▸ **Given passage**:
Double Glazed Aluminium Windows
As one of the longest serving double glazed window products, double glazed aluminium windows are enjoying a well-deserved popularity boost.
Although double glazing in the UK has been around in some form since the 1950’s, it was really the 1980’s where aluminium windows built their presence in the market via companies such as Everest and Anglian with secondary double glazing.
Over the years things have moved on a lot, with new or replacement aluminium windows now offering an excellent combination of design choice, energy efficiency, lifespan, low maintenance and security.
If you are looking to replace your existing windows in the near future, and to give you some help in deciding if they are right for you, this article is going to look at the main features and benefits of buying aluminium double glazed windows.
The top 5 things you need to know about aluminium windows for your home.
Not every home has the same look, and this is reflected on the choice of designs for aluminium windows which are now available:
- Casement: These windows open outwards on hinges from either the side, top or bottom. Arguably the most often used window design in the UK. Casement windows are seen everywhere in every style of property, from a country cottage to an ultra-modern “designer pad”. Top opening and bottom opening casement windows are sometimes called awning windows and hopper windows respectively.
- Sash: A favourite style to use in older style properties. Many pre-second world war and period homes in the UK (those built in Edwardian or Victorian times) feature sash windows. The opening function of this design is to slide up and down within the frame. Horizontal sliding sash windows are an alternative option. The typical configuration is to have 2 sections, top & bottom within a single outer frame. Single hung sash windows only open from the top section, double hung sash windows allow both sections to open.
- French: French windows are effectively a stylized casement design. The classic look is a side-by-side pair of side opening casements set within a single outer frame. The frame can be fitted with or without a centre mullion (post).
- Tilt & Turn: Yet another variation of the casement style, but in this instance the casement can be opened in two different ways. First is like a regular side hinged window, although it opens inwards. Second is by means of tilting the opening section. The window is able to “lean backwards” into the room which allows a lot of ventilation without having to open the window fully. The tilting or opening action is controlled by moving the handle in different directions to unlock each function.
Staying with visual design, the use of aluminium in the frames has another benefit. Because it is a metal and has great structural strength, it allows for thinner frames to be used. This has the effect of “streamlining” the window designs so that they look much neater and slimmer. It can also allow for wider spans and is therefore perfect to use in the case of something like a big “picture window”.
Aluminium is used widely used for its’ good conductivity properties, which for a double glazed window could be a problem. However, this potential drawback has been addressed by engineering a thermal break into the frame design.
The outer frame is separated from the inner frame by a polyamide break, thus isolating and insulating each side from the other. This thermal break stops the transfer of both heat & cold from one side of the window frame to the other.
The break has a neat side-effect; in that it also allows for the use of a different material for the inner frame. This has given rise to windows with aluminium outer frames and UPVC inner frames.
The frame profiles themselves are multi-chambered. This chambering not only reduces flexing, but also traps air inside the frames which acts as an extra insulating factor.

▸ **Written problem 1**:
In the window article, condense the paragraph beginning "Staying with visual design" into a short bulleted list that keeps its main facts.
▸ **Written problem 2**:
Write out every line of the records below, character for character, with no changes.
The records that come next have no connection to the window article.

▸ **Input**:
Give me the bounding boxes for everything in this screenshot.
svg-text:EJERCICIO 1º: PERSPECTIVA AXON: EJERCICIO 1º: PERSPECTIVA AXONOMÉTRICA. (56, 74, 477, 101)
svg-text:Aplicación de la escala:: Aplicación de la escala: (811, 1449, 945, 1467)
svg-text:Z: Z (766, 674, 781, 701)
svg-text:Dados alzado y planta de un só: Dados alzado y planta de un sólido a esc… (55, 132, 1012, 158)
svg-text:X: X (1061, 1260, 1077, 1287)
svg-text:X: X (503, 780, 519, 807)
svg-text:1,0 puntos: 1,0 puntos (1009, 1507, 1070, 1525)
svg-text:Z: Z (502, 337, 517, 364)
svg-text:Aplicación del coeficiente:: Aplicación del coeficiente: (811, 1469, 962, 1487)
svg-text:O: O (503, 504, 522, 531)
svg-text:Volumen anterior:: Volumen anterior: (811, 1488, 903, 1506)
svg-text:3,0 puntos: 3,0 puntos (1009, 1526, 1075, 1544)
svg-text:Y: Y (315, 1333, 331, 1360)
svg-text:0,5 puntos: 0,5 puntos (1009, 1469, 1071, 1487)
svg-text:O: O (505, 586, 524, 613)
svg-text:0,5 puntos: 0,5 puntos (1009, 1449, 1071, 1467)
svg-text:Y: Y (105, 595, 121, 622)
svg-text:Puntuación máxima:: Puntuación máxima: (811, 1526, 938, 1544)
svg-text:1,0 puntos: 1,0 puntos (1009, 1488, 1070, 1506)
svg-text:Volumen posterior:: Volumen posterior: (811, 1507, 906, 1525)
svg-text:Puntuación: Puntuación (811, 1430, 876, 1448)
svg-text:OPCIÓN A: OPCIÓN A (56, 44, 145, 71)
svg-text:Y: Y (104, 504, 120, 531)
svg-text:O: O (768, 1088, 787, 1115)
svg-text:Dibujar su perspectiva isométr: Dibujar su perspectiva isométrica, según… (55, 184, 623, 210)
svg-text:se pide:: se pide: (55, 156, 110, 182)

▸ **Final answer 1**:
- Aluminum frames are a metal with great structural strength, so thinner frames can be used.
- Thinner frames streamline the windows, making them look neater and slimmer.
- They also allow wider spans, making them well suited to large picture windows.

▸ **Final answer 2**:
Give me the bounding boxes for everything in this screenshot.
svg-text:EJERCICIO 1º: PERSPECTIVA AXON: EJERCICIO 1º: PERSPECTIVA AXONOMÉTRICA. (56, 74, 477, 101)
svg-text:Aplicación de la escala:: Aplicación de la escala: (811, 1449, 945, 1467)
svg-text:Z: Z (766, 674, 781, 701)
svg-text:Dados alzado y planta de un só: Dados alzado y planta de un sólido a esc… (55, 132, 1012, 158)
svg-text:X: X (1061, 1260, 1077, 1287)
svg-text:X: X (503, 780, 519, 807)
svg-text:1,0 puntos: 1,0 puntos (1009, 1507, 1070, 1525)
svg-text:Z: Z (502, 337, 517, 364)
svg-text:Aplicación del coeficiente:: Aplicación del coeficiente: (811, 1469, 962, 1487)
svg-text:O: O (503, 504, 522, 531)
svg-text:Volumen anterior:: Volumen anterior: (811, 1488, 903, 1506)
svg-text:3,0 puntos: 3,0 puntos (1009, 1526, 1075, 1544)
svg-text:Y: Y (315, 1333, 331, 1360)
svg-text:0,5 puntos: 0,5 puntos (1009, 1469, 1071, 1487)
svg-text:O: O (505, 586, 524, 613)
svg-text:0,5 puntos: 0,5 puntos (1009, 1449, 1071, 1467)
svg-text:Y: Y (105, 595, 121, 622)
svg-text:Puntuación máxima:: Puntuación máxima: (811, 1526, 938, 1544)
svg-text:1,0 puntos: 1,0 puntos (1009, 1488, 1070, 1506)
svg-text:Volumen posterior:: Volumen posterior: (811, 1507, 906, 1525)
svg-text:Puntuación: Puntuación (811, 1430, 876, 1448)
svg-text:OPCIÓN A: OPCIÓN A (56, 44, 145, 71)
svg-text:Y: Y (104, 504, 120, 531)
svg-text:O: O (768, 1088, 787, 1115)
svg-text:Dibujar su perspectiva isométr: Dibujar su perspectiva isométrica, según… (55, 184, 623, 210)
svg-text:se pide:: se pide: (55, 156, 110, 182)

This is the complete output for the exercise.